> [WHAT THE TASK REQUIRES]
Copy the records that follow exactly as written, but not their pictures.

Data listing:
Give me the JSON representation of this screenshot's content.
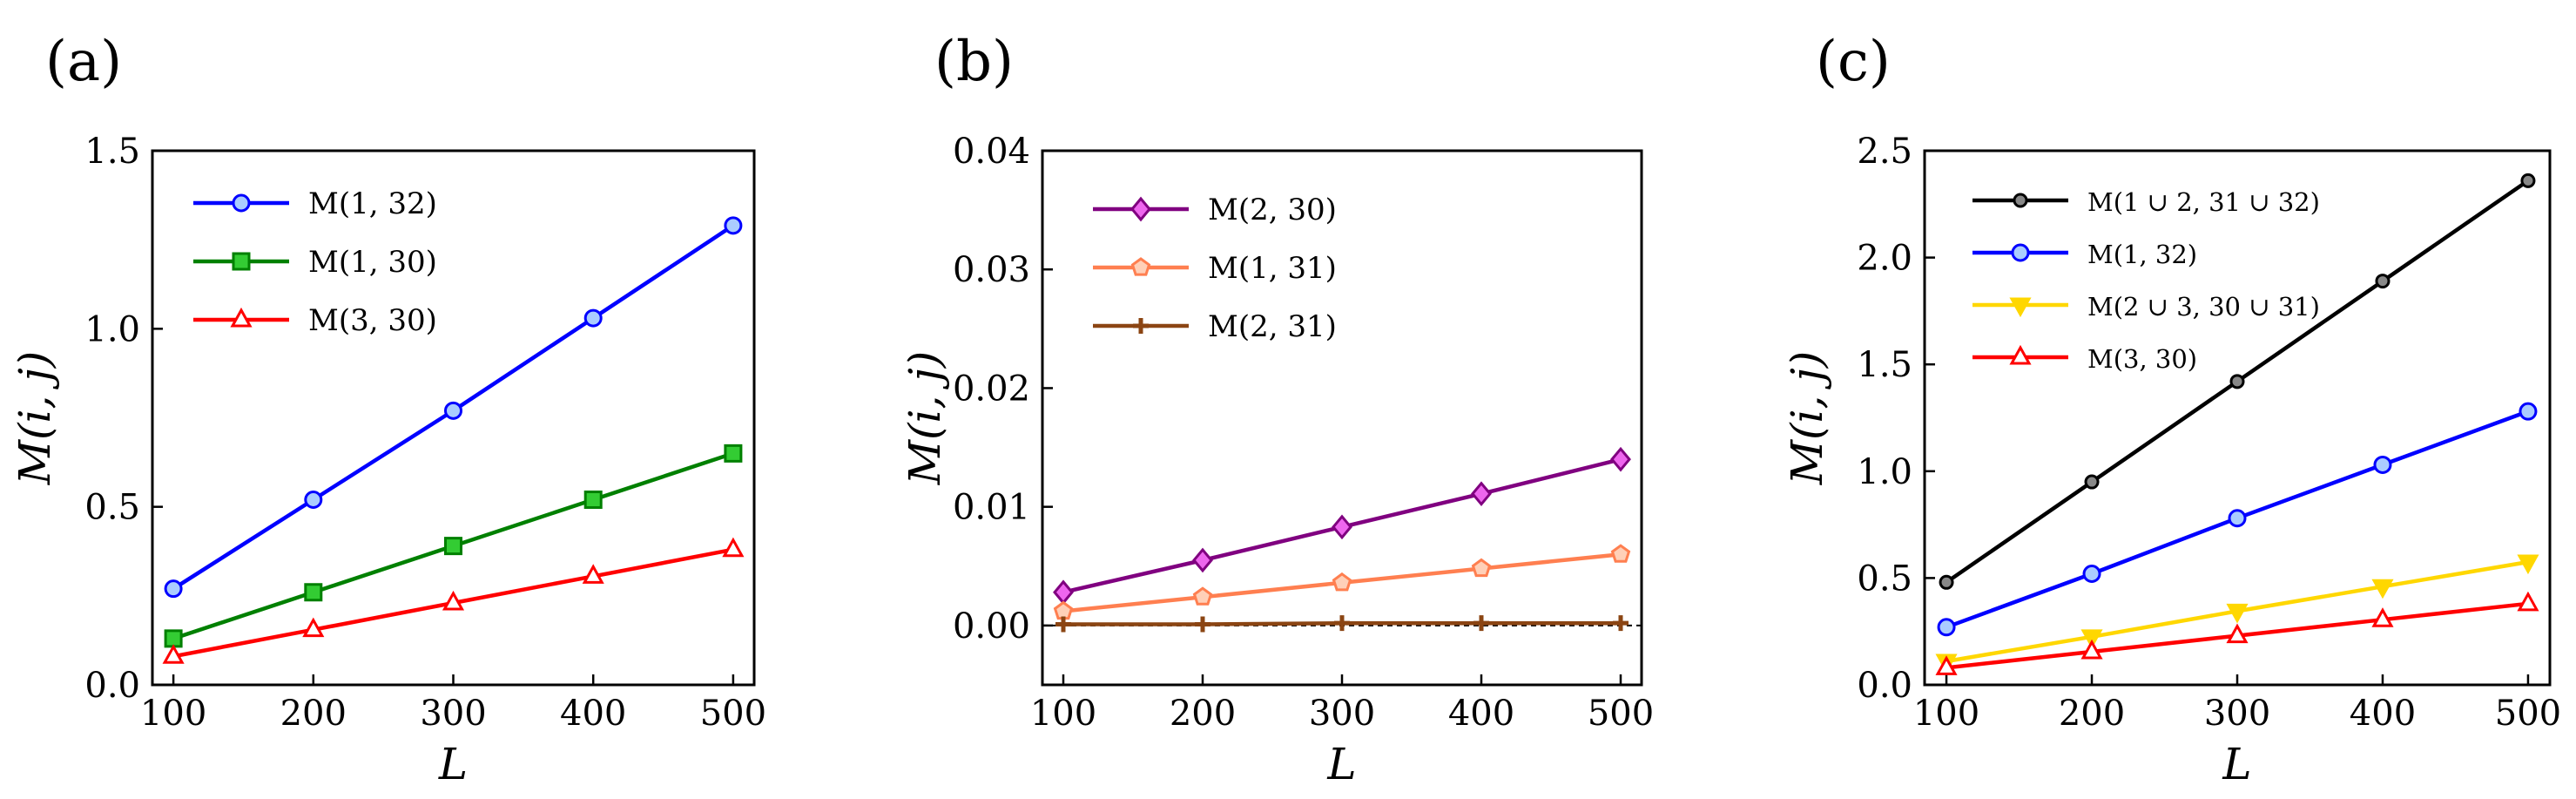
{
  "panels": [
    {
      "label": "(a)",
      "chart_data": {
        "type": "line",
        "x": [
          100,
          200,
          300,
          400,
          500
        ],
        "xlabel": "L",
        "ylabel": "M(i, j)",
        "xlim": [
          85,
          515
        ],
        "ylim": [
          0.0,
          1.5
        ],
        "xticks": [
          100,
          200,
          300,
          400,
          500
        ],
        "xtick_labels": [
          "100",
          "200",
          "300",
          "400",
          "500"
        ],
        "yticks": [
          0.0,
          0.5,
          1.0,
          1.5
        ],
        "ytick_labels": [
          "0.0",
          "0.5",
          "1.0",
          "1.5"
        ],
        "legend_position": "top-left",
        "series": [
          {
            "name": "M(1, 32)",
            "color": "#0000ff",
            "marker": "circle",
            "marker_fill": "#aaccff",
            "values": [
              0.27,
              0.52,
              0.77,
              1.03,
              1.29
            ]
          },
          {
            "name": "M(1, 30)",
            "color": "#008000",
            "marker": "square",
            "marker_fill": "#33cc33",
            "values": [
              0.13,
              0.26,
              0.39,
              0.52,
              0.65
            ]
          },
          {
            "name": "M(3, 30)",
            "color": "#ff0000",
            "marker": "triangle-up",
            "marker_fill": "#ffffff",
            "values": [
              0.08,
              0.155,
              0.23,
              0.305,
              0.38
            ]
          }
        ]
      }
    },
    {
      "label": "(b)",
      "chart_data": {
        "type": "line",
        "x": [
          100,
          200,
          300,
          400,
          500
        ],
        "xlabel": "L",
        "ylabel": "M(i, j)",
        "xlim": [
          85,
          515
        ],
        "ylim": [
          -0.005,
          0.04
        ],
        "xticks": [
          100,
          200,
          300,
          400,
          500
        ],
        "xtick_labels": [
          "100",
          "200",
          "300",
          "400",
          "500"
        ],
        "yticks": [
          0.0,
          0.01,
          0.02,
          0.03,
          0.04
        ],
        "ytick_labels": [
          "0.00",
          "0.01",
          "0.02",
          "0.03",
          "0.04"
        ],
        "zero_line": true,
        "legend_position": "top-left",
        "series": [
          {
            "name": "M(2, 30)",
            "color": "#800080",
            "marker": "diamond",
            "marker_fill": "#ee66ee",
            "values": [
              0.0028,
              0.0055,
              0.0083,
              0.0111,
              0.014
            ]
          },
          {
            "name": "M(1, 31)",
            "color": "#ff7f50",
            "marker": "pentagon",
            "marker_fill": "#ffd0b8",
            "values": [
              0.0012,
              0.0024,
              0.0036,
              0.0048,
              0.006
            ]
          },
          {
            "name": "M(2, 31)",
            "color": "#8b4513",
            "marker": "plus",
            "marker_fill": "#8b4513",
            "values": [
              0.0001,
              0.0001,
              0.0002,
              0.0002,
              0.0002
            ]
          }
        ]
      }
    },
    {
      "label": "(c)",
      "chart_data": {
        "type": "line",
        "x": [
          100,
          200,
          300,
          400,
          500
        ],
        "xlabel": "L",
        "ylabel": "M(i, j)",
        "xlim": [
          85,
          515
        ],
        "ylim": [
          0.0,
          2.5
        ],
        "xticks": [
          100,
          200,
          300,
          400,
          500
        ],
        "xtick_labels": [
          "100",
          "200",
          "300",
          "400",
          "500"
        ],
        "yticks": [
          0.0,
          0.5,
          1.0,
          1.5,
          2.0,
          2.5
        ],
        "ytick_labels": [
          "0.0",
          "0.5",
          "1.0",
          "1.5",
          "2.0",
          "2.5"
        ],
        "legend_position": "top-left",
        "series": [
          {
            "name": "M(1 ∪ 2, 31 ∪ 32)",
            "color": "#000000",
            "marker": "circle-small",
            "marker_fill": "#888888",
            "values": [
              0.48,
              0.95,
              1.42,
              1.89,
              2.36
            ]
          },
          {
            "name": "M(1, 32)",
            "color": "#0000ff",
            "marker": "circle",
            "marker_fill": "#aaccff",
            "values": [
              0.27,
              0.52,
              0.78,
              1.03,
              1.28
            ]
          },
          {
            "name": "M(2 ∪ 3, 30 ∪ 31)",
            "color": "#ffd700",
            "marker": "triangle-down",
            "marker_fill": "#ffd700",
            "values": [
              0.11,
              0.225,
              0.345,
              0.46,
              0.575
            ]
          },
          {
            "name": "M(3, 30)",
            "color": "#ff0000",
            "marker": "triangle-up",
            "marker_fill": "#ffffff",
            "values": [
              0.08,
              0.155,
              0.23,
              0.305,
              0.38
            ]
          }
        ]
      }
    }
  ]
}
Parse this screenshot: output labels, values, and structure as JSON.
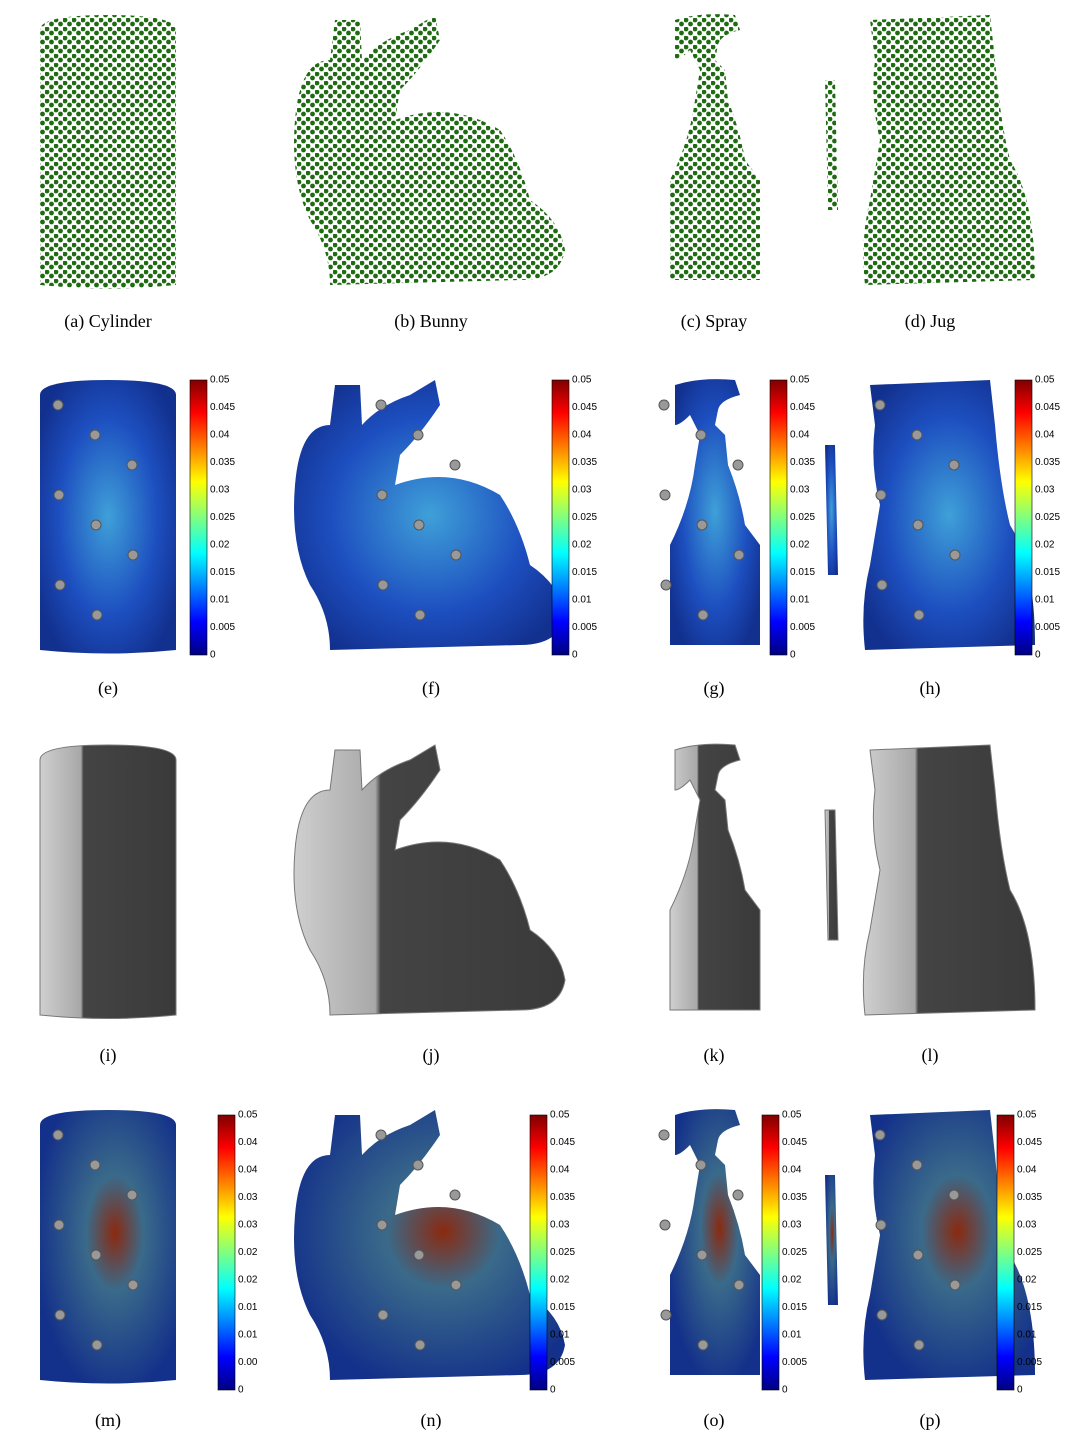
{
  "figure": {
    "panels": [
      {
        "caption": "(a) Cylinder"
      },
      {
        "caption": "(b) Bunny"
      },
      {
        "caption": "(c) Spray"
      },
      {
        "caption": "(d) Jug"
      },
      {
        "caption": "(e)",
        "colorbar": [
          "0.05",
          "0.045",
          "0.04",
          "0.035",
          "0.03",
          "0.025",
          "0.02",
          "0.015",
          "0.01",
          "0.005",
          "0"
        ]
      },
      {
        "caption": "(f)",
        "colorbar": [
          "0.05",
          "0.045",
          "0.04",
          "0.035",
          "0.03",
          "0.025",
          "0.02",
          "0.015",
          "0.01",
          "0.005",
          "0"
        ]
      },
      {
        "caption": "(g)",
        "colorbar": [
          "0.05",
          "0.045",
          "0.04",
          "0.035",
          "0.03",
          "0.025",
          "0.02",
          "0.015",
          "0.01",
          "0.005",
          "0"
        ]
      },
      {
        "caption": "(h)",
        "colorbar": [
          "0.05",
          "0.045",
          "0.04",
          "0.035",
          "0.03",
          "0.025",
          "0.02",
          "0.015",
          "0.01",
          "0.005",
          "0"
        ]
      },
      {
        "caption": "(i)"
      },
      {
        "caption": "(j)"
      },
      {
        "caption": "(k)"
      },
      {
        "caption": "(l)"
      },
      {
        "caption": "(m)",
        "colorbar": [
          "0.05",
          "0.04",
          "0.04",
          "0.03",
          "0.03",
          "0.02",
          "0.02",
          "0.01",
          "0.01",
          "0.00",
          "0"
        ]
      },
      {
        "caption": "(n)",
        "colorbar": [
          "0.05",
          "0.045",
          "0.04",
          "0.035",
          "0.03",
          "0.025",
          "0.02",
          "0.015",
          "0.01",
          "0.005",
          "0"
        ]
      },
      {
        "caption": "(o)",
        "colorbar": [
          "0.05",
          "0.045",
          "0.04",
          "0.035",
          "0.03",
          "0.025",
          "0.02",
          "0.015",
          "0.01",
          "0.005",
          "0"
        ]
      },
      {
        "caption": "(p)",
        "colorbar": [
          "0.05",
          "0.045",
          "0.04",
          "0.035",
          "0.03",
          "0.025",
          "0.02",
          "0.015",
          "0.01",
          "0.005",
          "0"
        ]
      }
    ]
  }
}
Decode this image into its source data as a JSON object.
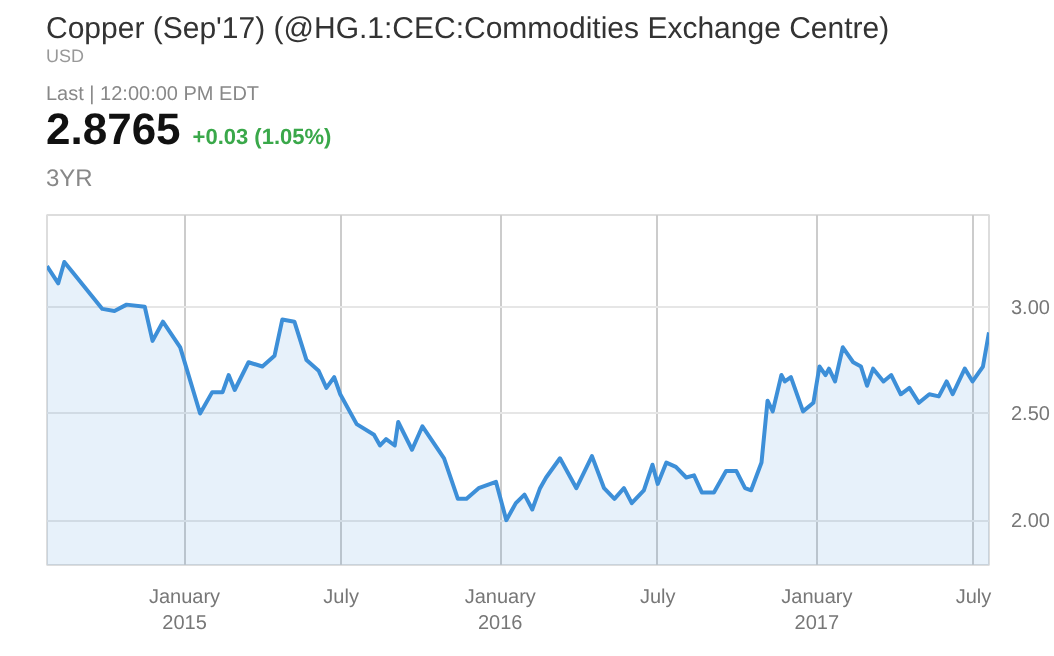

> [FINISHED ANSWER]
Give me the JSON representation of this screenshot's content.
{
  "panels": [
    {
      "label": "(a)",
      "chart_data": {
        "type": "line",
        "x": [
          100,
          200,
          300,
          400,
          500
        ],
        "xlabel": "L",
        "ylabel": "M(i, j)",
        "xlim": [
          85,
          515
        ],
        "ylim": [
          0.0,
          1.5
        ],
        "xticks": [
          100,
          200,
          300,
          400,
          500
        ],
        "xtick_labels": [
          "100",
          "200",
          "300",
          "400",
          "500"
        ],
        "yticks": [
          0.0,
          0.5,
          1.0,
          1.5
        ],
        "ytick_labels": [
          "0.0",
          "0.5",
          "1.0",
          "1.5"
        ],
        "legend_position": "top-left",
        "series": [
          {
            "name": "M(1, 32)",
            "color": "#0000ff",
            "marker": "circle",
            "marker_fill": "#aaccff",
            "values": [
              0.27,
              0.52,
              0.77,
              1.03,
              1.29
            ]
          },
          {
            "name": "M(1, 30)",
            "color": "#008000",
            "marker": "square",
            "marker_fill": "#33cc33",
            "values": [
              0.13,
              0.26,
              0.39,
              0.52,
              0.65
            ]
          },
          {
            "name": "M(3, 30)",
            "color": "#ff0000",
            "marker": "triangle-up",
            "marker_fill": "#ffffff",
            "values": [
              0.08,
              0.155,
              0.23,
              0.305,
              0.38
            ]
          }
        ]
      }
    },
    {
      "label": "(b)",
      "chart_data": {
        "type": "line",
        "x": [
          100,
          200,
          300,
          400,
          500
        ],
        "xlabel": "L",
        "ylabel": "M(i, j)",
        "xlim": [
          85,
          515
        ],
        "ylim": [
          -0.005,
          0.04
        ],
        "xticks": [
          100,
          200,
          300,
          400,
          500
        ],
        "xtick_labels": [
          "100",
          "200",
          "300",
          "400",
          "500"
        ],
        "yticks": [
          0.0,
          0.01,
          0.02,
          0.03,
          0.04
        ],
        "ytick_labels": [
          "0.00",
          "0.01",
          "0.02",
          "0.03",
          "0.04"
        ],
        "zero_line": true,
        "legend_position": "top-left",
        "series": [
          {
            "name": "M(2, 30)",
            "color": "#800080",
            "marker": "diamond",
            "marker_fill": "#ee66ee",
            "values": [
              0.0028,
              0.0055,
              0.0083,
              0.0111,
              0.014
            ]
          },
          {
            "name": "M(1, 31)",
            "color": "#ff7f50",
            "marker": "pentagon",
            "marker_fill": "#ffd0b8",
            "values": [
              0.0012,
              0.0024,
              0.0036,
              0.0048,
              0.006
            ]
          },
          {
            "name": "M(2, 31)",
            "color": "#8b4513",
            "marker": "plus",
            "marker_fill": "#8b4513",
            "values": [
              0.0001,
              0.0001,
              0.0002,
              0.0002,
              0.0002
            ]
          }
        ]
      }
    },
    {
      "label": "(c)",
      "chart_data": {
        "type": "line",
        "x": [
          100,
          200,
          300,
          400,
          500
        ],
        "xlabel": "L",
        "ylabel": "M(i, j)",
        "xlim": [
          85,
          515
        ],
        "ylim": [
          0.0,
          2.5
        ],
        "xticks": [
          100,
          200,
          300,
          400,
          500
        ],
        "xtick_labels": [
          "100",
          "200",
          "300",
          "400",
          "500"
        ],
        "yticks": [
          0.0,
          0.5,
          1.0,
          1.5,
          2.0,
          2.5
        ],
        "ytick_labels": [
          "0.0",
          "0.5",
          "1.0",
          "1.5",
          "2.0",
          "2.5"
        ],
        "legend_position": "top-left",
        "series": [
          {
            "name": "M(1 ∪ 2, 31 ∪ 32)",
            "color": "#000000",
            "marker": "circle-small",
            "marker_fill": "#888888",
            "values": [
              0.48,
              0.95,
              1.42,
              1.89,
              2.36
            ]
          },
          {
            "name": "M(1, 32)",
            "color": "#0000ff",
            "marker": "circle",
            "marker_fill": "#aaccff",
            "values": [
              0.27,
              0.52,
              0.78,
              1.03,
              1.28
            ]
          },
          {
            "name": "M(2 ∪ 3, 30 ∪ 31)",
            "color": "#ffd700",
            "marker": "triangle-down",
            "marker_fill": "#ffd700",
            "values": [
              0.11,
              0.225,
              0.345,
              0.46,
              0.575
            ]
          },
          {
            "name": "M(3, 30)",
            "color": "#ff0000",
            "marker": "triangle-up",
            "marker_fill": "#ffffff",
            "values": [
              0.08,
              0.155,
              0.23,
              0.305,
              0.38
            ]
          }
        ]
      }
    }
  ]
}
Parse this screenshot: output labels, values, and structure as JSON.
{
  "figure": {
    "panels": [
      {
        "caption": "(a) Cylinder"
      },
      {
        "caption": "(b) Bunny"
      },
      {
        "caption": "(c) Spray"
      },
      {
        "caption": "(d) Jug"
      },
      {
        "caption": "(e)",
        "colorbar": [
          "0.05",
          "0.045",
          "0.04",
          "0.035",
          "0.03",
          "0.025",
          "0.02",
          "0.015",
          "0.01",
          "0.005",
          "0"
        ]
      },
      {
        "caption": "(f)",
        "colorbar": [
          "0.05",
          "0.045",
          "0.04",
          "0.035",
          "0.03",
          "0.025",
          "0.02",
          "0.015",
          "0.01",
          "0.005",
          "0"
        ]
      },
      {
        "caption": "(g)",
        "colorbar": [
          "0.05",
          "0.045",
          "0.04",
          "0.035",
          "0.03",
          "0.025",
          "0.02",
          "0.015",
          "0.01",
          "0.005",
          "0"
        ]
      },
      {
        "caption": "(h)",
        "colorbar": [
          "0.05",
          "0.045",
          "0.04",
          "0.035",
          "0.03",
          "0.025",
          "0.02",
          "0.015",
          "0.01",
          "0.005",
          "0"
        ]
      },
      {
        "caption": "(i)"
      },
      {
        "caption": "(j)"
      },
      {
        "caption": "(k)"
      },
      {
        "caption": "(l)"
      },
      {
        "caption": "(m)",
        "colorbar": [
          "0.05",
          "0.04",
          "0.04",
          "0.03",
          "0.03",
          "0.02",
          "0.02",
          "0.01",
          "0.01",
          "0.00",
          "0"
        ]
      },
      {
        "caption": "(n)",
        "colorbar": [
          "0.05",
          "0.045",
          "0.04",
          "0.035",
          "0.03",
          "0.025",
          "0.02",
          "0.015",
          "0.01",
          "0.005",
          "0"
        ]
      },
      {
        "caption": "(o)",
        "colorbar": [
          "0.05",
          "0.045",
          "0.04",
          "0.035",
          "0.03",
          "0.025",
          "0.02",
          "0.015",
          "0.01",
          "0.005",
          "0"
        ]
      },
      {
        "caption": "(p)",
        "colorbar": [
          "0.05",
          "0.045",
          "0.04",
          "0.035",
          "0.03",
          "0.025",
          "0.02",
          "0.015",
          "0.01",
          "0.005",
          "0"
        ]
      }
    ]
  }
}
Decode this image into its source data as a JSON object.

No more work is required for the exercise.